**Aim of the task:** Exactly reproduce the entries, dropping any pictures from your copy.

**Data provided:**
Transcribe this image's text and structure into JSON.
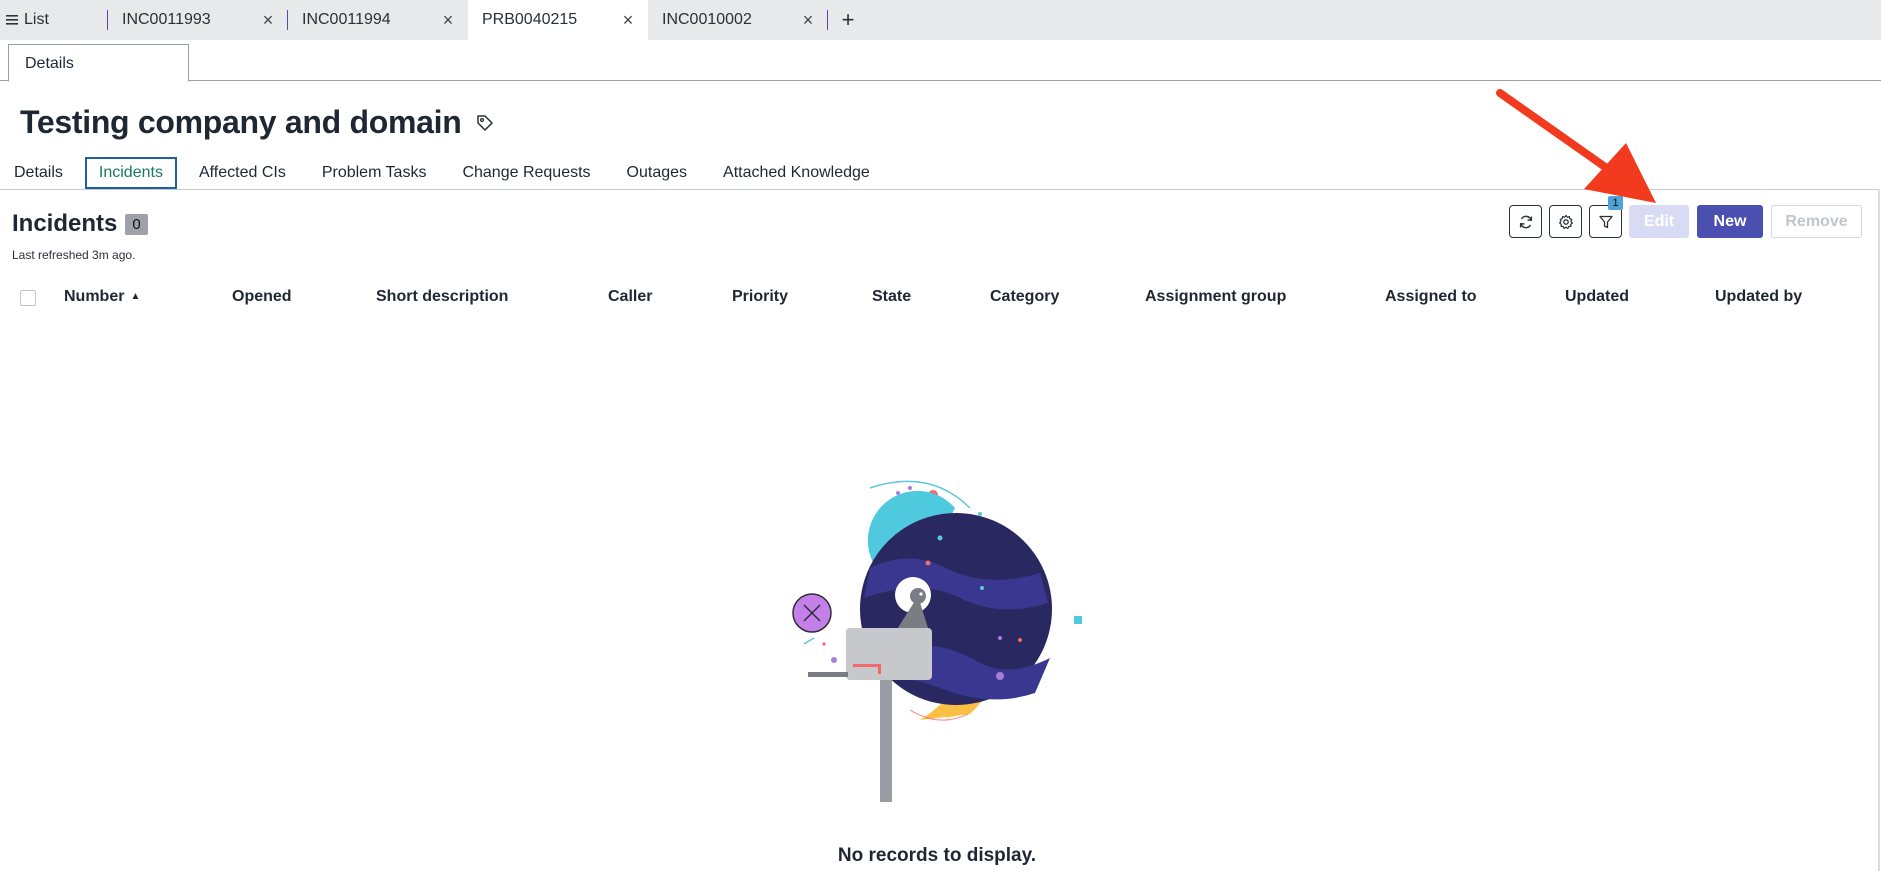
{
  "top_tabs": {
    "list_label": "List",
    "tabs": [
      {
        "label": "INC0011993"
      },
      {
        "label": "INC0011994"
      },
      {
        "label": "PRB0040215"
      },
      {
        "label": "INC0010002"
      }
    ],
    "close_glyph": "×",
    "add_glyph": "+"
  },
  "sub_tab": {
    "label": "Details"
  },
  "record": {
    "title": "Testing company and domain"
  },
  "related_tabs": [
    {
      "label": "Details"
    },
    {
      "label": "Incidents"
    },
    {
      "label": "Affected CIs"
    },
    {
      "label": "Problem Tasks"
    },
    {
      "label": "Change Requests"
    },
    {
      "label": "Outages"
    },
    {
      "label": "Attached Knowledge"
    }
  ],
  "related_list": {
    "title": "Incidents",
    "count": "0",
    "refresh_note": "Last refreshed 3m ago.",
    "filter_count": "1",
    "buttons": {
      "edit": "Edit",
      "new": "New",
      "remove": "Remove"
    },
    "columns": [
      {
        "label": "Number"
      },
      {
        "label": "Opened"
      },
      {
        "label": "Short description"
      },
      {
        "label": "Caller"
      },
      {
        "label": "Priority"
      },
      {
        "label": "State"
      },
      {
        "label": "Category"
      },
      {
        "label": "Assignment group"
      },
      {
        "label": "Assigned to"
      },
      {
        "label": "Updated"
      },
      {
        "label": "Updated by"
      }
    ],
    "sort_glyph": "▲",
    "empty_message": "No records to display."
  },
  "colors": {
    "primary": "#4a4fb0",
    "active_tab_border": "#1f5fa0",
    "active_tab_text": "#1a7a5e",
    "annotation_arrow": "#f23a1e"
  },
  "icons": [
    "list-icon",
    "close-icon",
    "plus-icon",
    "tag-icon",
    "refresh-icon",
    "gear-icon",
    "filter-icon"
  ]
}
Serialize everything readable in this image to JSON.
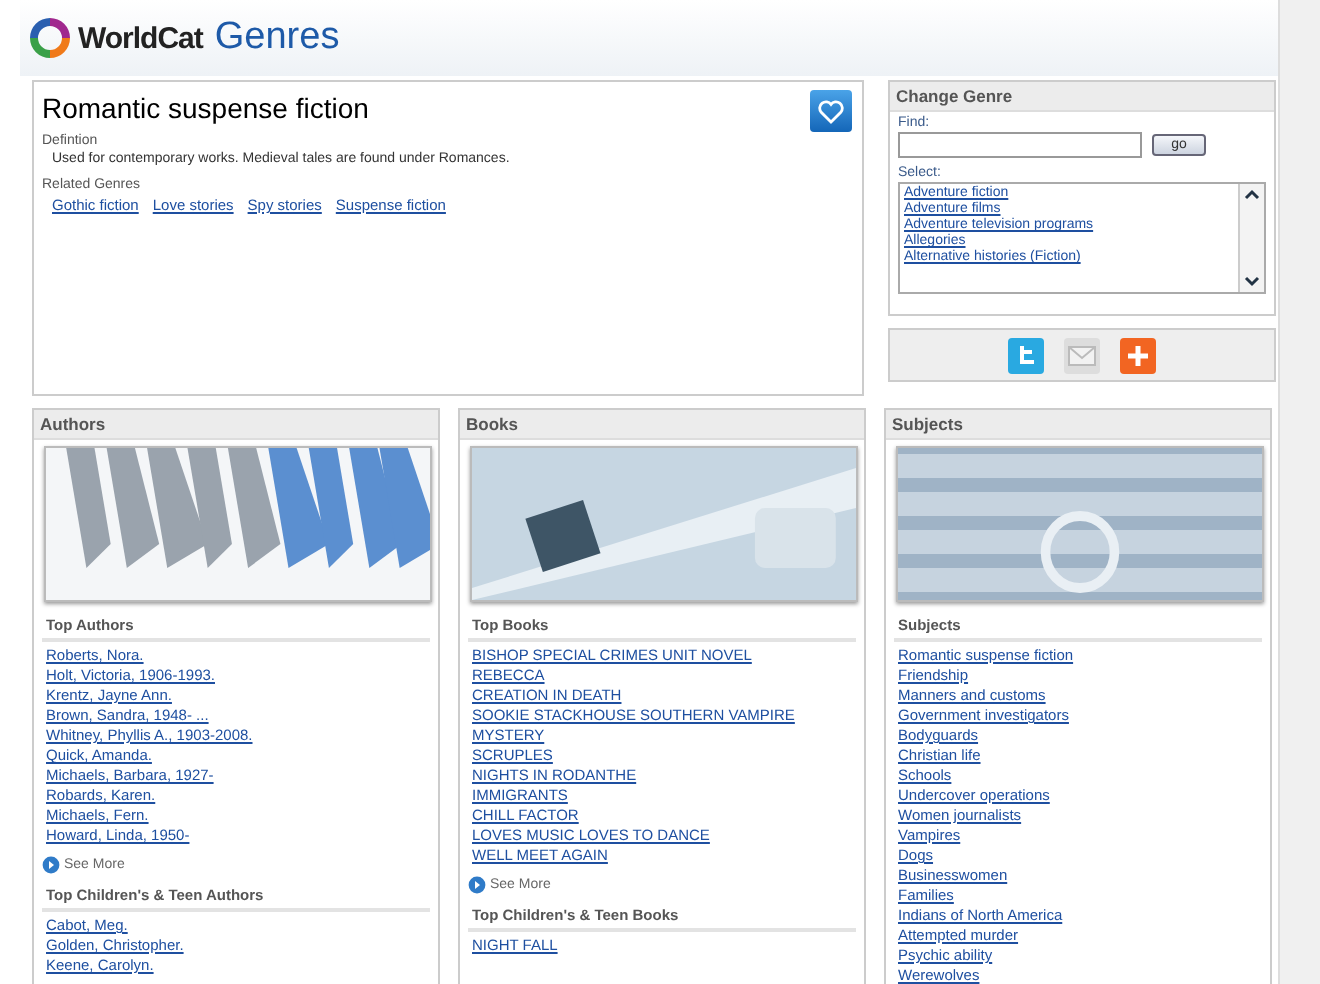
{
  "header": {
    "logo_text": "WorldCat",
    "title": "Genres"
  },
  "genre": {
    "title": "Romantic suspense fiction",
    "definition_label": "Defintion",
    "definition": "Used for contemporary works. Medieval tales are found under Romances.",
    "related_label": "Related Genres",
    "related": [
      "Gothic fiction",
      "Love stories",
      "Spy stories",
      "Suspense fiction"
    ]
  },
  "change_genre": {
    "title": "Change Genre",
    "find_label": "Find:",
    "go_button": "go",
    "select_label": "Select:",
    "options": [
      "Adventure fiction",
      "Adventure films",
      "Adventure television programs",
      "Allegories",
      "Alternative histories (Fiction)"
    ]
  },
  "panels": [
    {
      "title": "Authors",
      "kind": "pens",
      "sections": [
        {
          "heading": "Top Authors",
          "items": [
            "Roberts, Nora.",
            "Holt, Victoria, 1906-1993.",
            "Krentz, Jayne Ann.",
            "Brown, Sandra, 1948- ...",
            "Whitney, Phyllis A., 1903-2008.",
            "Quick, Amanda.",
            "Michaels, Barbara, 1927-",
            "Robards, Karen.",
            "Michaels, Fern.",
            "Howard, Linda, 1950-"
          ],
          "see_more": "See More"
        },
        {
          "heading": "Top Children's & Teen Authors",
          "items": [
            "Cabot, Meg.",
            "Golden, Christopher.",
            "Keene, Carolyn."
          ]
        }
      ]
    },
    {
      "title": "Books",
      "kind": "typewriter",
      "sections": [
        {
          "heading": "Top Books",
          "items": [
            "BISHOP SPECIAL CRIMES UNIT NOVEL",
            "REBECCA",
            "CREATION IN DEATH",
            "SOOKIE STACKHOUSE SOUTHERN VAMPIRE MYSTERY",
            "SCRUPLES",
            "NIGHTS IN RODANTHE",
            "IMMIGRANTS",
            "CHILL FACTOR",
            "LOVES MUSIC LOVES TO DANCE",
            "WELL MEET AGAIN"
          ],
          "see_more": "See More"
        },
        {
          "heading": "Top Children's & Teen Books",
          "items": [
            "NIGHT FALL"
          ]
        }
      ]
    },
    {
      "title": "Subjects",
      "kind": "letters",
      "sections": [
        {
          "heading": "Subjects",
          "items": [
            "Romantic suspense fiction",
            "Friendship",
            "Manners and customs",
            "Government investigators",
            "Bodyguards",
            "Christian life",
            "Schools",
            "Undercover operations",
            "Women journalists",
            "Vampires",
            "Dogs",
            "Businesswomen",
            "Families",
            "Indians of North America",
            "Attempted murder",
            "Psychic ability",
            "Werewolves"
          ]
        }
      ]
    }
  ]
}
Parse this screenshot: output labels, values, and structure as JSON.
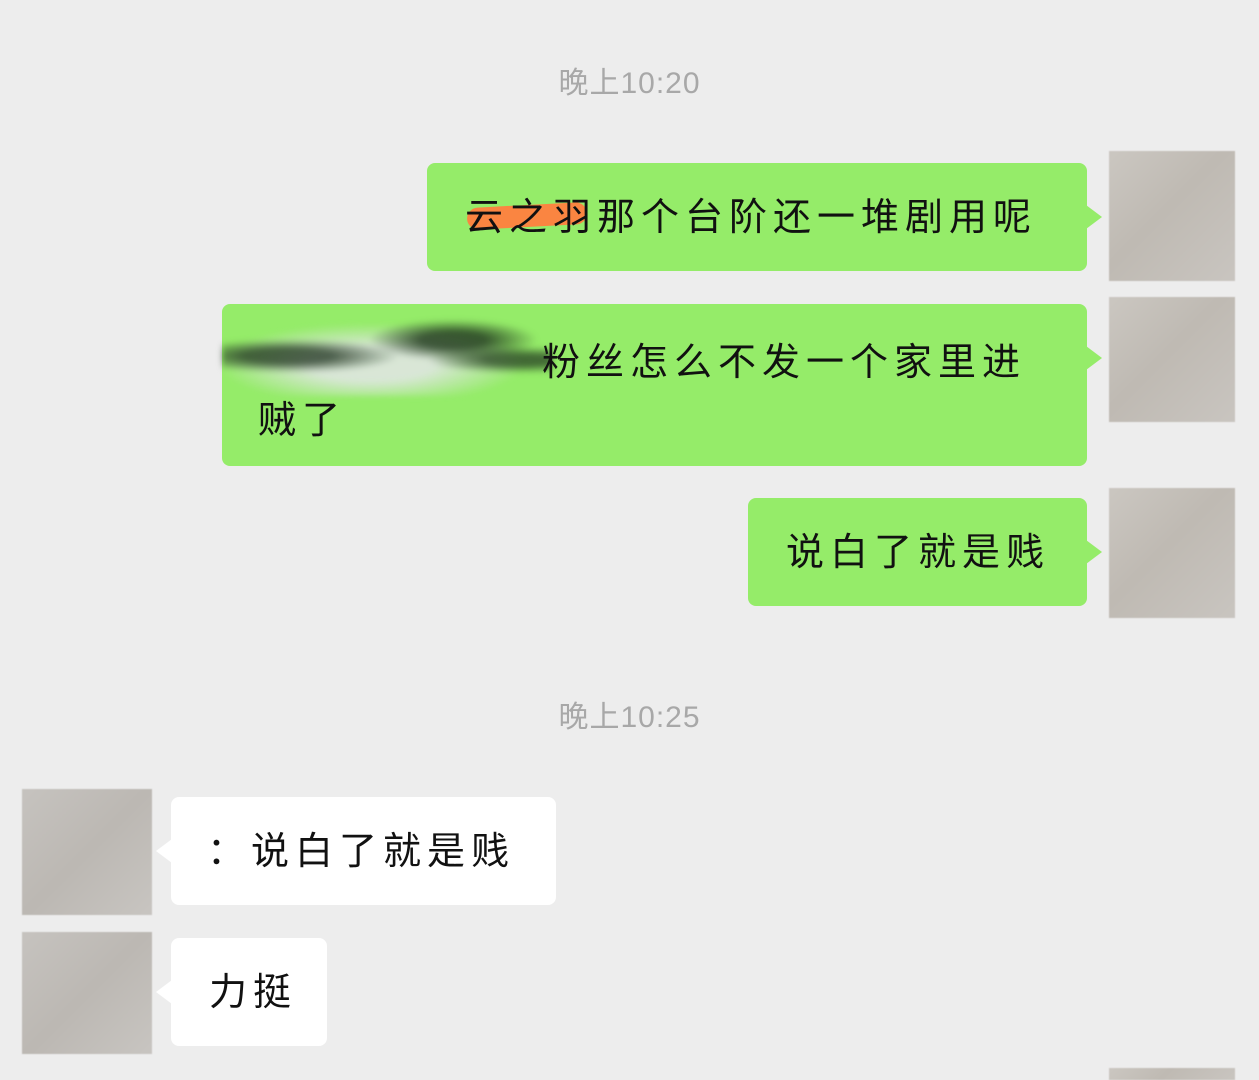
{
  "timestamps": [
    "晚上10:20",
    "晚上10:25"
  ],
  "messages": [
    {
      "side": "out",
      "text": "云之羽那个台阶还一堆剧用呢",
      "redacted": "orange-strike"
    },
    {
      "side": "out",
      "text": "粉丝怎么不发一个家里进贼了",
      "redacted": "blur"
    },
    {
      "side": "out",
      "text": "说白了就是贱"
    },
    {
      "side": "in",
      "text": "：说白了就是贱"
    },
    {
      "side": "in",
      "text": "力挺"
    }
  ],
  "colors": {
    "background": "#ededed",
    "outgoing_bubble": "#95ec69",
    "incoming_bubble": "#ffffff",
    "timestamp": "#a8a8a8",
    "redaction_orange": "#ff7f3f"
  }
}
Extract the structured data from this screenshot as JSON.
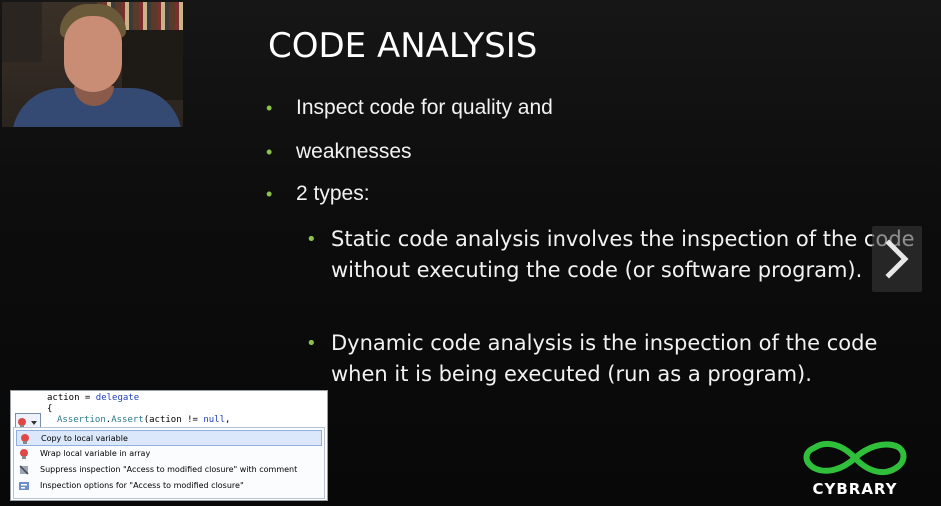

**Reply to the exercise:**
Transcribe this image's text and structure into JSON.
{
  "top_tabs": {
    "list_label": "List",
    "tabs": [
      {
        "label": "INC0011993"
      },
      {
        "label": "INC0011994"
      },
      {
        "label": "PRB0040215"
      },
      {
        "label": "INC0010002"
      }
    ],
    "close_glyph": "×",
    "add_glyph": "+"
  },
  "sub_tab": {
    "label": "Details"
  },
  "record": {
    "title": "Testing company and domain"
  },
  "related_tabs": [
    {
      "label": "Details"
    },
    {
      "label": "Incidents"
    },
    {
      "label": "Affected CIs"
    },
    {
      "label": "Problem Tasks"
    },
    {
      "label": "Change Requests"
    },
    {
      "label": "Outages"
    },
    {
      "label": "Attached Knowledge"
    }
  ],
  "related_list": {
    "title": "Incidents",
    "count": "0",
    "refresh_note": "Last refreshed 3m ago.",
    "filter_count": "1",
    "buttons": {
      "edit": "Edit",
      "new": "New",
      "remove": "Remove"
    },
    "columns": [
      {
        "label": "Number"
      },
      {
        "label": "Opened"
      },
      {
        "label": "Short description"
      },
      {
        "label": "Caller"
      },
      {
        "label": "Priority"
      },
      {
        "label": "State"
      },
      {
        "label": "Category"
      },
      {
        "label": "Assignment group"
      },
      {
        "label": "Assigned to"
      },
      {
        "label": "Updated"
      },
      {
        "label": "Updated by"
      }
    ],
    "sort_glyph": "▲",
    "empty_message": "No records to display."
  },
  "colors": {
    "primary": "#4a4fb0",
    "active_tab_border": "#1f5fa0",
    "active_tab_text": "#1a7a5e",
    "annotation_arrow": "#f23a1e"
  },
  "icons": [
    "list-icon",
    "close-icon",
    "plus-icon",
    "tag-icon",
    "refresh-icon",
    "gear-icon",
    "filter-icon"
  ]
}
Serialize everything readable in this image to JSON.
{
  "header": {
    "logo_text": "WorldCat",
    "title": "Genres"
  },
  "genre": {
    "title": "Romantic suspense fiction",
    "definition_label": "Defintion",
    "definition": "Used for contemporary works. Medieval tales are found under Romances.",
    "related_label": "Related Genres",
    "related": [
      "Gothic fiction",
      "Love stories",
      "Spy stories",
      "Suspense fiction"
    ]
  },
  "change_genre": {
    "title": "Change Genre",
    "find_label": "Find:",
    "go_button": "go",
    "select_label": "Select:",
    "options": [
      "Adventure fiction",
      "Adventure films",
      "Adventure television programs",
      "Allegories",
      "Alternative histories (Fiction)"
    ]
  },
  "panels": [
    {
      "title": "Authors",
      "kind": "pens",
      "sections": [
        {
          "heading": "Top Authors",
          "items": [
            "Roberts, Nora.",
            "Holt, Victoria, 1906-1993.",
            "Krentz, Jayne Ann.",
            "Brown, Sandra, 1948- ...",
            "Whitney, Phyllis A., 1903-2008.",
            "Quick, Amanda.",
            "Michaels, Barbara, 1927-",
            "Robards, Karen.",
            "Michaels, Fern.",
            "Howard, Linda, 1950-"
          ],
          "see_more": "See More"
        },
        {
          "heading": "Top Children's & Teen Authors",
          "items": [
            "Cabot, Meg.",
            "Golden, Christopher.",
            "Keene, Carolyn."
          ]
        }
      ]
    },
    {
      "title": "Books",
      "kind": "typewriter",
      "sections": [
        {
          "heading": "Top Books",
          "items": [
            "BISHOP SPECIAL CRIMES UNIT NOVEL",
            "REBECCA",
            "CREATION IN DEATH",
            "SOOKIE STACKHOUSE SOUTHERN VAMPIRE MYSTERY",
            "SCRUPLES",
            "NIGHTS IN RODANTHE",
            "IMMIGRANTS",
            "CHILL FACTOR",
            "LOVES MUSIC LOVES TO DANCE",
            "WELL MEET AGAIN"
          ],
          "see_more": "See More"
        },
        {
          "heading": "Top Children's & Teen Books",
          "items": [
            "NIGHT FALL"
          ]
        }
      ]
    },
    {
      "title": "Subjects",
      "kind": "letters",
      "sections": [
        {
          "heading": "Subjects",
          "items": [
            "Romantic suspense fiction",
            "Friendship",
            "Manners and customs",
            "Government investigators",
            "Bodyguards",
            "Christian life",
            "Schools",
            "Undercover operations",
            "Women journalists",
            "Vampires",
            "Dogs",
            "Businesswomen",
            "Families",
            "Indians of North America",
            "Attempted murder",
            "Psychic ability",
            "Werewolves"
          ]
        }
      ]
    }
  ]
}
Parse this screenshot: output labels, values, and structure as JSON.
{
  "timestamps": [
    "晚上10:20",
    "晚上10:25"
  ],
  "messages": [
    {
      "side": "out",
      "text": "云之羽那个台阶还一堆剧用呢",
      "redacted": "orange-strike"
    },
    {
      "side": "out",
      "text": "粉丝怎么不发一个家里进贼了",
      "redacted": "blur"
    },
    {
      "side": "out",
      "text": "说白了就是贱"
    },
    {
      "side": "in",
      "text": "：说白了就是贱"
    },
    {
      "side": "in",
      "text": "力挺"
    }
  ],
  "colors": {
    "background": "#ededed",
    "outgoing_bubble": "#95ec69",
    "incoming_bubble": "#ffffff",
    "timestamp": "#a8a8a8",
    "redaction_orange": "#ff7f3f"
  }
}
Extract the structured data from this screenshot as JSON.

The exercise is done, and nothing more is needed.